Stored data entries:
==============================

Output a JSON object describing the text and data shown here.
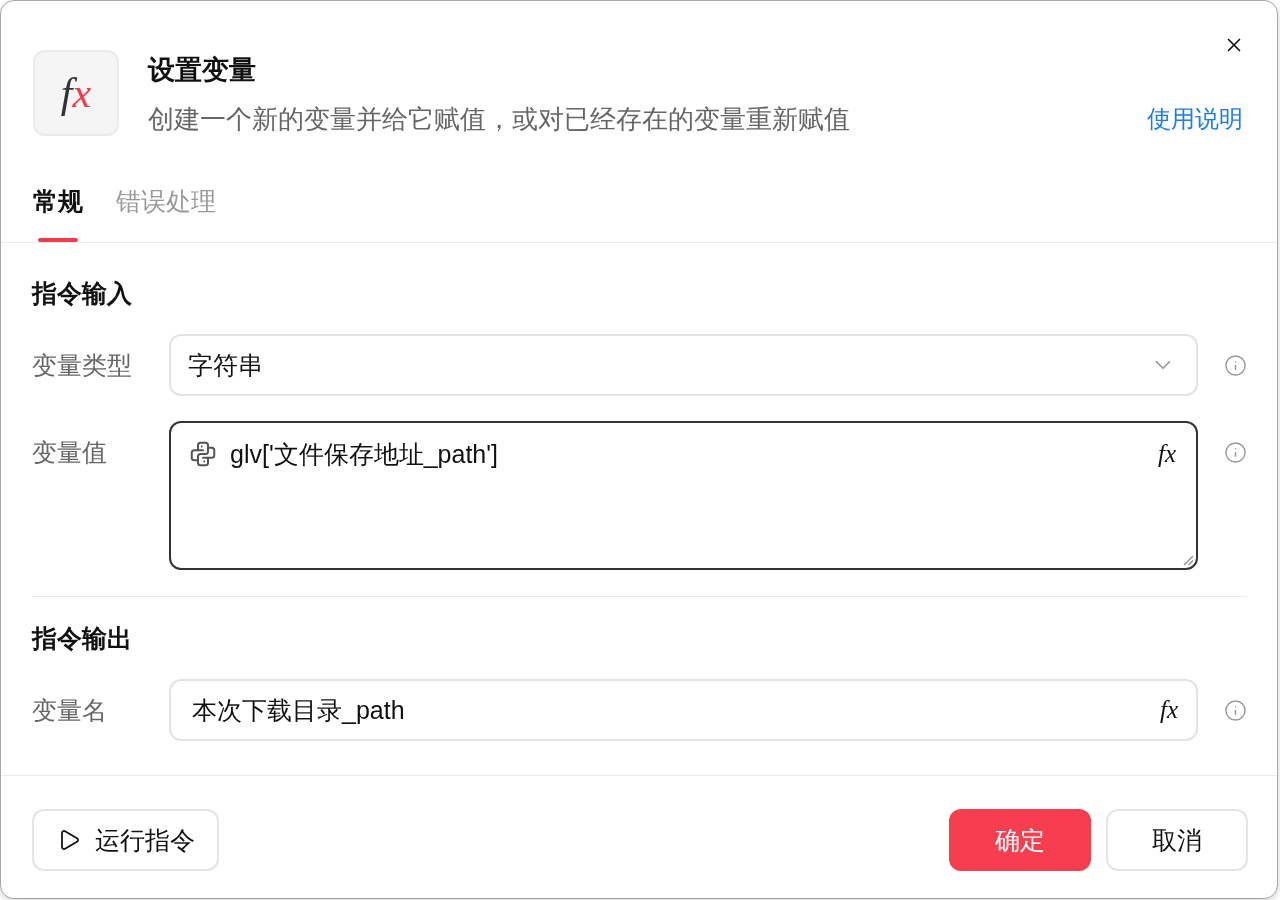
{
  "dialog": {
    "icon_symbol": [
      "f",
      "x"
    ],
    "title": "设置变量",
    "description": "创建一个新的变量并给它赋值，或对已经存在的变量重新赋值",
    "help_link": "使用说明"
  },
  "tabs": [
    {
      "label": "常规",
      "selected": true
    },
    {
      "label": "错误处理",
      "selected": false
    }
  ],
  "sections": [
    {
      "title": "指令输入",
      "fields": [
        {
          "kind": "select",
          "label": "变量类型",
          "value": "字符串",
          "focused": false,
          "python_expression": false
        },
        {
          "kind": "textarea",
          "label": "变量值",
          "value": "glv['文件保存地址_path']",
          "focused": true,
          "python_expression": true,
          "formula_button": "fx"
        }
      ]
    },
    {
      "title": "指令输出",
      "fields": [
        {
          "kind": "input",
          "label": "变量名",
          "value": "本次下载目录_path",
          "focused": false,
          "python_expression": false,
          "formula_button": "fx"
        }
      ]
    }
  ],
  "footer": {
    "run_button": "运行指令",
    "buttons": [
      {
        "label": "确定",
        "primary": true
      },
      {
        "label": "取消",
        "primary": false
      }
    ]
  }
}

==============================

▶ **THE EXERCISE**
Count each line with "true" in it and report that figure by itself.

▶ **RESULT FOR THIS EXERCISE**
4